- _DOCUMENT TEXT_:
+ + + + + + +

Criminals hoping to smuggle drugs and contraband devices into UK prisons are being intimidated by trails of facial recognition technology, with one prison claiming high rates of visitor ‘no show’ once they advertised the tech would be in use.
Facial recognition and biometric technology was trialled at the beginning of the year in prisons HMP Hull, Humber and Lindholme.
Prison officers last year recorded more than 23,000 mobile phone and illegal drug seizures, a rise of nearly 4,000 on the previous year. UK intelligence officers have identified a trend where prison visitors are supplying contraband items to multiple prisons across the country.
While some prisons do use fingerprint and identify documentation checks these systems are often paper-based, which is slow and may not identify a visitor who has been in other prisons that day or week.
Justice Secretary David Gauke commented in a statement: “New technology is vital in our fight against the gangs that seek to cause chaos in prisons, and this biometric equipment has the potential to significantly aid our efforts.”
Biometric and Prison Facial Recognition Technology In Use
Using the new security systems prison officers were able to identify suspicious individuals who then could be refused entry into the prison, but the data collected may also act as a source of evidence in further investigations in and outside of the prison.
The biometrics and facial recognition technology trialled at the prisons employs document validation by UK-based IDScan and facial recognition software developed by London-based Facewatch. The prisons also trialled iris scanning technology designed by Tascent an American biometric security and identification enterprise.
In HMP Humber prison officers scanned the faces of 770 visitors over a six-week period in order to identify those using fake ID’s or making multiple trips to see different inmates.
It was in this prison that officers recorded incidents of large numbers of people turning back when they were informed of the technology trials taken place.

+ + + + + + +

- _RECORD EXCERPTS_:
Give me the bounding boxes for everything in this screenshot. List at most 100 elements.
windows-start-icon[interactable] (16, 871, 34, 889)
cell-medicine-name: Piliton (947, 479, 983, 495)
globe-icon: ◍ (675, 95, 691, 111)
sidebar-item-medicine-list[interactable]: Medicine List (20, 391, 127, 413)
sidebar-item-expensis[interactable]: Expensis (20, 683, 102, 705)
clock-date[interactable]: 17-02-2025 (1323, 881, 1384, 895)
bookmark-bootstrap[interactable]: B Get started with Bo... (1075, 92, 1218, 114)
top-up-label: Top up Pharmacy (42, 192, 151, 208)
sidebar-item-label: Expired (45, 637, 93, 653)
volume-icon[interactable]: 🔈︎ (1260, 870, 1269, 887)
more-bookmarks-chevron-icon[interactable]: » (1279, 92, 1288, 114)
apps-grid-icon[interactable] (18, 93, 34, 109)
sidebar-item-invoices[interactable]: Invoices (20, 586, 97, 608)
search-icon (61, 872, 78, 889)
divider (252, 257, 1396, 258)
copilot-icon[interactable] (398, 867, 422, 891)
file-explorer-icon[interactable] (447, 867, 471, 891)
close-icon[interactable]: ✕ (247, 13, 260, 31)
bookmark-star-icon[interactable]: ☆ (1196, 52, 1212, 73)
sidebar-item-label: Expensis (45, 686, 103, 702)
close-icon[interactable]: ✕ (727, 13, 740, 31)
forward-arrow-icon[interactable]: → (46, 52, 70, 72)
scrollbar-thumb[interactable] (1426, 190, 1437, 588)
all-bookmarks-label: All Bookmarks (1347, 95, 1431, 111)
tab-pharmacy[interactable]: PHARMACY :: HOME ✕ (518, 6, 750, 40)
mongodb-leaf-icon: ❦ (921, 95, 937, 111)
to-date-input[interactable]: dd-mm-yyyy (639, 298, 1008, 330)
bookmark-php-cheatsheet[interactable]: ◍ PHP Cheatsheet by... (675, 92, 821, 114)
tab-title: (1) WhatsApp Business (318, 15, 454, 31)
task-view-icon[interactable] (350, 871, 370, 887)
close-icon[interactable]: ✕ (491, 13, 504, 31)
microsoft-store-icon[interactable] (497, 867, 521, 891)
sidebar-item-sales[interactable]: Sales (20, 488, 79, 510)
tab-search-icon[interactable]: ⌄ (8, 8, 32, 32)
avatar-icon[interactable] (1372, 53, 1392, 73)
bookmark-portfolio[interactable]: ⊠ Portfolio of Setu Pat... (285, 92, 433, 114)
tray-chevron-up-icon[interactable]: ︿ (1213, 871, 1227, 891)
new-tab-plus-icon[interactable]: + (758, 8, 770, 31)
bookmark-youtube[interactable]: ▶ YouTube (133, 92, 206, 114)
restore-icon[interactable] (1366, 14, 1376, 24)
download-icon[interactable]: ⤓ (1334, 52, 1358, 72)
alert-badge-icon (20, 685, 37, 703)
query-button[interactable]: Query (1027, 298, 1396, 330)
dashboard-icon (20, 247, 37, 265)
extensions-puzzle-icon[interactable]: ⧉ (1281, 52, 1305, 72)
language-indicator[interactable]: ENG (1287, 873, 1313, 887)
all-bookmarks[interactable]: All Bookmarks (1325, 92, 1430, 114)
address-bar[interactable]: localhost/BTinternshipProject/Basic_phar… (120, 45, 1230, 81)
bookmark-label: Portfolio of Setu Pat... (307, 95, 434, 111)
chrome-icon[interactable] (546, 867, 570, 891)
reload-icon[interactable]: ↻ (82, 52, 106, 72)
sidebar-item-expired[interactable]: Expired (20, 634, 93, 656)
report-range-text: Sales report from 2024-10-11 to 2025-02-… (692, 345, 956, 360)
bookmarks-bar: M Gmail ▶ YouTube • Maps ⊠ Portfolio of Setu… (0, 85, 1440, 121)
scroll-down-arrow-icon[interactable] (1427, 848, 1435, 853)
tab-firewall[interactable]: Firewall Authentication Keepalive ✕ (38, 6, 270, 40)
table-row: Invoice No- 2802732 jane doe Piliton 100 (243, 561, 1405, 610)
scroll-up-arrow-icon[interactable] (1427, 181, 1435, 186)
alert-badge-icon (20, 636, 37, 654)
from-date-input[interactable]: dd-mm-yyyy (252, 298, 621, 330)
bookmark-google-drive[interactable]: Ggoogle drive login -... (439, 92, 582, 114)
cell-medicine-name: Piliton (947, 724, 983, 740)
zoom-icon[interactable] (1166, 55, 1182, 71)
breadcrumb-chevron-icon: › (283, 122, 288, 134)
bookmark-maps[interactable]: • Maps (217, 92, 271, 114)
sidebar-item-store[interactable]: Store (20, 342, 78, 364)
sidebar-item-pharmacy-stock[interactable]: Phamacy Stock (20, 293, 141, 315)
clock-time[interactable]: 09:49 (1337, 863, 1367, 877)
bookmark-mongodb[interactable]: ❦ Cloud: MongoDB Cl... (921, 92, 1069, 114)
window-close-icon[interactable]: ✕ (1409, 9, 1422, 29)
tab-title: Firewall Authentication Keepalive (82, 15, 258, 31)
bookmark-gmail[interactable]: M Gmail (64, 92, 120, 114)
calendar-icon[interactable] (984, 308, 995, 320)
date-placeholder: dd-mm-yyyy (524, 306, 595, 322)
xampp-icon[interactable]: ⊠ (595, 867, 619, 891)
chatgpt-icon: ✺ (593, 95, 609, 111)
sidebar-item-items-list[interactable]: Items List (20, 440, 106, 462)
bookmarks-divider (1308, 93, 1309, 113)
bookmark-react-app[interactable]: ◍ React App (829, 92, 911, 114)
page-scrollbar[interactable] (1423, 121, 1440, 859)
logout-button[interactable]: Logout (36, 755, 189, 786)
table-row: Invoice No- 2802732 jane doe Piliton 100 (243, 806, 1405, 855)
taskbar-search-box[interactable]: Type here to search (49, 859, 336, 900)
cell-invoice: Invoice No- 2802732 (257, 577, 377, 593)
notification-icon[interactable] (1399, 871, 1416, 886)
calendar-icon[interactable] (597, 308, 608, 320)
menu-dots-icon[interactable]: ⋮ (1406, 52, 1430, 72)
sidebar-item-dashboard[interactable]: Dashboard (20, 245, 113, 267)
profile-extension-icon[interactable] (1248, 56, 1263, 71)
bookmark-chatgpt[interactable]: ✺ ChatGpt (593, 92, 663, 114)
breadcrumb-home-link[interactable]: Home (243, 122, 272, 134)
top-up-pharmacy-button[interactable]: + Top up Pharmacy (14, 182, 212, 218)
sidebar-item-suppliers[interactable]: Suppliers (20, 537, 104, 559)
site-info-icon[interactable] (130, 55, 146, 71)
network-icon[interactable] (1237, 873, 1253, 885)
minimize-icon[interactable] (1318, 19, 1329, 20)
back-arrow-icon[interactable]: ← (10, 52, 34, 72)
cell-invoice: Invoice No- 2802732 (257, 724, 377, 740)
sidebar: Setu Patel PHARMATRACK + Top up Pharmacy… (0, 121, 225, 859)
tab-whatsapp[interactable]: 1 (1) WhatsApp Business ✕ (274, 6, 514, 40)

+ + + + + + +

- _WORK INSTRUCTIONS_:
According to the article on facial recognition in UK prisons, how many visitors did officers at HMP Humber scan, and over what period?

- _ANSWER AREA_:
770 visitors over a six-week period.